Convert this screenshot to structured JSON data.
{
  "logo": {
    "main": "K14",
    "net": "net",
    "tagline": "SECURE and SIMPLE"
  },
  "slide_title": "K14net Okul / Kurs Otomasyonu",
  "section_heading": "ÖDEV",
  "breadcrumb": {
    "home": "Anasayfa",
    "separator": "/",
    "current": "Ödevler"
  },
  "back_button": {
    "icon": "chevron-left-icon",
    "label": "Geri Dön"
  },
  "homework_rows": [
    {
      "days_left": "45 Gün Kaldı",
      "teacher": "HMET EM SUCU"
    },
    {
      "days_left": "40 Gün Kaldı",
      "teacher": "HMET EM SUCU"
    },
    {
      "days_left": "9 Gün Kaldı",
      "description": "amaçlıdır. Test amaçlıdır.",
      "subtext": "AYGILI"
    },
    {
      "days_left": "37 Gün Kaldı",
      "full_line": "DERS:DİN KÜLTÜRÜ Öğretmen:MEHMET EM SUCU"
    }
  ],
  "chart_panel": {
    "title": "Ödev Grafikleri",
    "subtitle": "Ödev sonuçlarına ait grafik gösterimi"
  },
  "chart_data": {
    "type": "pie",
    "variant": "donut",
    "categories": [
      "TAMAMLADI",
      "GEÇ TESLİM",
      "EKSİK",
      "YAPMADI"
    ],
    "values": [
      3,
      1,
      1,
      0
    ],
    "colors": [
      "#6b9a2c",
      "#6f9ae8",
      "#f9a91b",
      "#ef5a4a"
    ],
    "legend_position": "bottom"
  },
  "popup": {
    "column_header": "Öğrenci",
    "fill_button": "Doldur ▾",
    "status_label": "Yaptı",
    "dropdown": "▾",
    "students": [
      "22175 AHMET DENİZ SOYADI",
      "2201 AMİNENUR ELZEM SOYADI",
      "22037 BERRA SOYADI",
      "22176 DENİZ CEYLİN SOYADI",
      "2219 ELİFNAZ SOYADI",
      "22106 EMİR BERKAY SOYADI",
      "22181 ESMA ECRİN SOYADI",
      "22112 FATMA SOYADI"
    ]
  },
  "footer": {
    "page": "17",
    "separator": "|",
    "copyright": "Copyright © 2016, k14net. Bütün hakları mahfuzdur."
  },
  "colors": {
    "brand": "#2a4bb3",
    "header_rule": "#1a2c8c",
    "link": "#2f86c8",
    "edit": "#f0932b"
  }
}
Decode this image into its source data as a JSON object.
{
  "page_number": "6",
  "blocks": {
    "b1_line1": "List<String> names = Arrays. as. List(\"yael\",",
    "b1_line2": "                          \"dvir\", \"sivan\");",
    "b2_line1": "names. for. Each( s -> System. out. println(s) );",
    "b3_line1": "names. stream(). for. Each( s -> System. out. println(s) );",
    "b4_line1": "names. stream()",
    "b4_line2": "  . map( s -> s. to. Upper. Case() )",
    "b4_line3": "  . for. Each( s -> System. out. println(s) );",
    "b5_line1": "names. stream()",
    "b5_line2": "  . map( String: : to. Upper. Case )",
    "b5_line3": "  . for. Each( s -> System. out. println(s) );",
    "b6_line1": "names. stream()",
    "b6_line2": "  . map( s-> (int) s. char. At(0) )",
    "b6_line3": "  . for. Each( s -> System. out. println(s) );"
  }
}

+++++

▸ **Your objective**:
Quote exactly what appears from the line containing "Decode this image" through the final line of the listing above, including both of those lines.

▸ **The completed task**:
Decode this image into its source data as a JSON object.
{
  "page_number": "6",
  "blocks": {
    "b1_line1": "List<String> names = Arrays. as. List(\"yael\",",
    "b1_line2": "                          \"dvir\", \"sivan\");",
    "b2_line1": "names. for. Each( s -> System. out. println(s) );",
    "b3_line1": "names. stream(). for. Each( s -> System. out. println(s) );",
    "b4_line1": "names. stream()",
    "b4_line2": "  . map( s -> s. to. Upper. Case() )",
    "b4_line3": "  . for. Each( s -> System. out. println(s) );",
    "b5_line1": "names. stream()",
    "b5_line2": "  . map( String: : to. Upper. Case )",
    "b5_line3": "  . for. Each( s -> System. out. println(s) );",
    "b6_line1": "names. stream()",
    "b6_line2": "  . map( s-> (int) s. char. At(0) )",
    "b6_line3": "  . for. Each( s -> System. out. println(s) );"
  }
}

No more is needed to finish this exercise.